→ **What to work on**
Extract each line bearing the word "Kapolei".

* * *

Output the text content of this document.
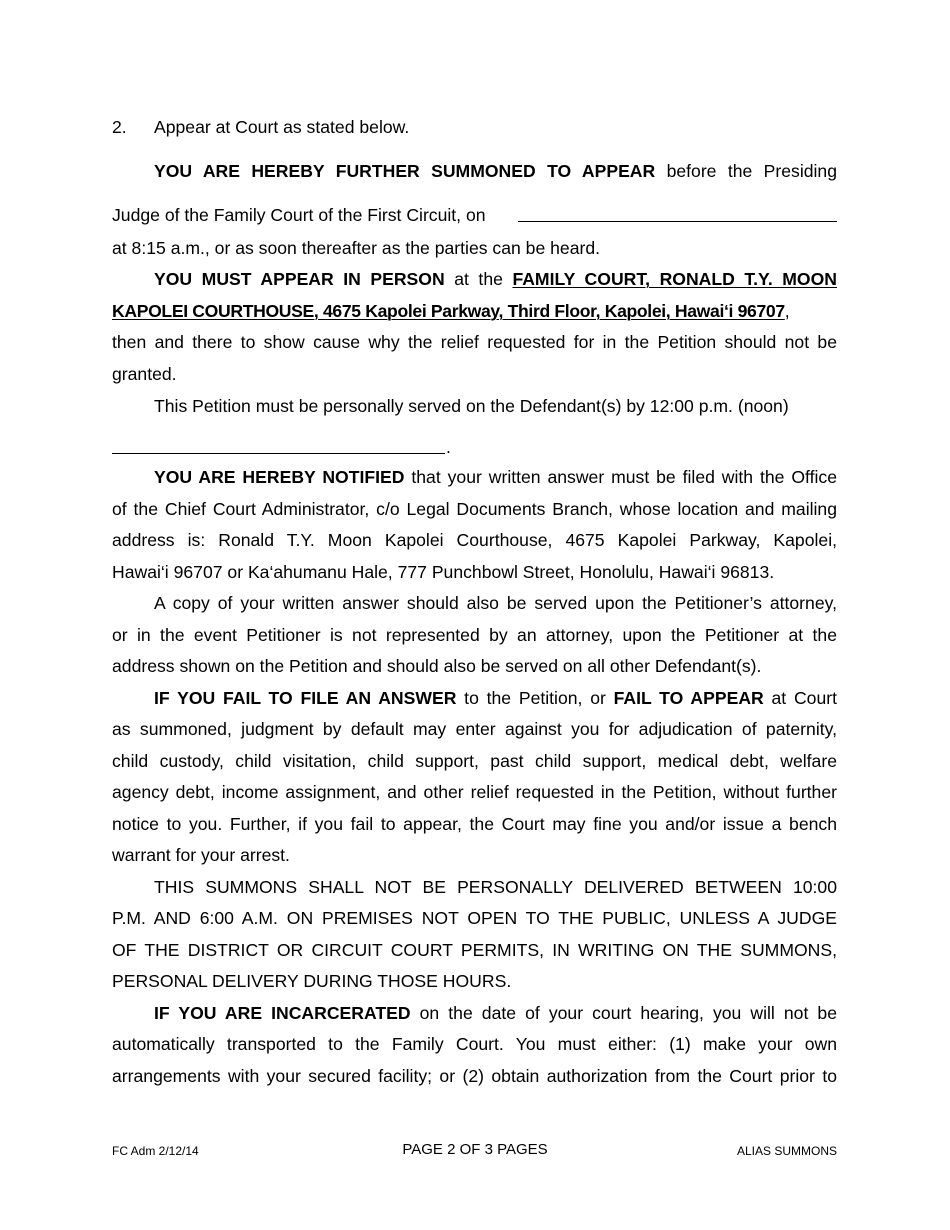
2. Appear at Court as stated below.
YOU ARE HEREBY FURTHER SUMMONED TO APPEAR before the Presiding
Judge of the Family Court of the First Circuit, on
at 8:15 a.m., or as soon thereafter as the parties can be heard.
YOU MUST APPEAR IN PERSON at the FAMILY COURT, RONALD T.Y. MOON
KAPOLEI COURTHOUSE, 4675 Kapolei Parkway, Third Floor, Kapolei, Hawai‘i 96707,
then and there to show cause why the relief requested for in the Petition should not be
granted.
This Petition must be personally served on the Defendant(s) by 12:00 p.m. (noon)
.
YOU ARE HEREBY NOTIFIED that your written answer must be filed with the Office
of the Chief Court Administrator, c/o Legal Documents Branch, whose location and mailing
address is: Ronald T.Y. Moon Kapolei Courthouse, 4675 Kapolei Parkway, Kapolei,
Hawai‘i 96707 or Ka‘ahumanu Hale, 777 Punchbowl Street, Honolulu, Hawai‘i 96813.
A copy of your written answer should also be served upon the Petitioner’s attorney,
or in the event Petitioner is not represented by an attorney, upon the Petitioner at the
address shown on the Petition and should also be served on all other Defendant(s).
IF YOU FAIL TO FILE AN ANSWER to the Petition, or FAIL TO APPEAR at Court
as summoned, judgment by default may enter against you for adjudication of paternity,
child custody, child visitation, child support, past child support, medical debt, welfare
agency debt, income assignment, and other relief requested in the Petition, without further
notice to you. Further, if you fail to appear, the Court may fine you and/or issue a bench
warrant for your arrest.
THIS SUMMONS SHALL NOT BE PERSONALLY DELIVERED BETWEEN 10:00
P.M. AND 6:00 A.M. ON PREMISES NOT OPEN TO THE PUBLIC, UNLESS A JUDGE
OF THE DISTRICT OR CIRCUIT COURT PERMITS, IN WRITING ON THE SUMMONS,
PERSONAL DELIVERY DURING THOSE HOURS.
IF YOU ARE INCARCERATED on the date of your court hearing, you will not be
automatically transported to the Family Court. You must either: (1) make your own
arrangements with your secured facility; or (2) obtain authorization from the Court prior to
FC Adm 2/12/14	PAGE 2 OF 3 PAGES	ALIAS SUMMONS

* * *

→ **Solution to the exercise**
KAPOLEI COURTHOUSE, 4675 Kapolei Parkway, Third Floor, Kapolei, Hawai‘i 96707,
address is: Ronald T.Y. Moon Kapolei Courthouse, 4675 Kapolei Parkway, Kapolei,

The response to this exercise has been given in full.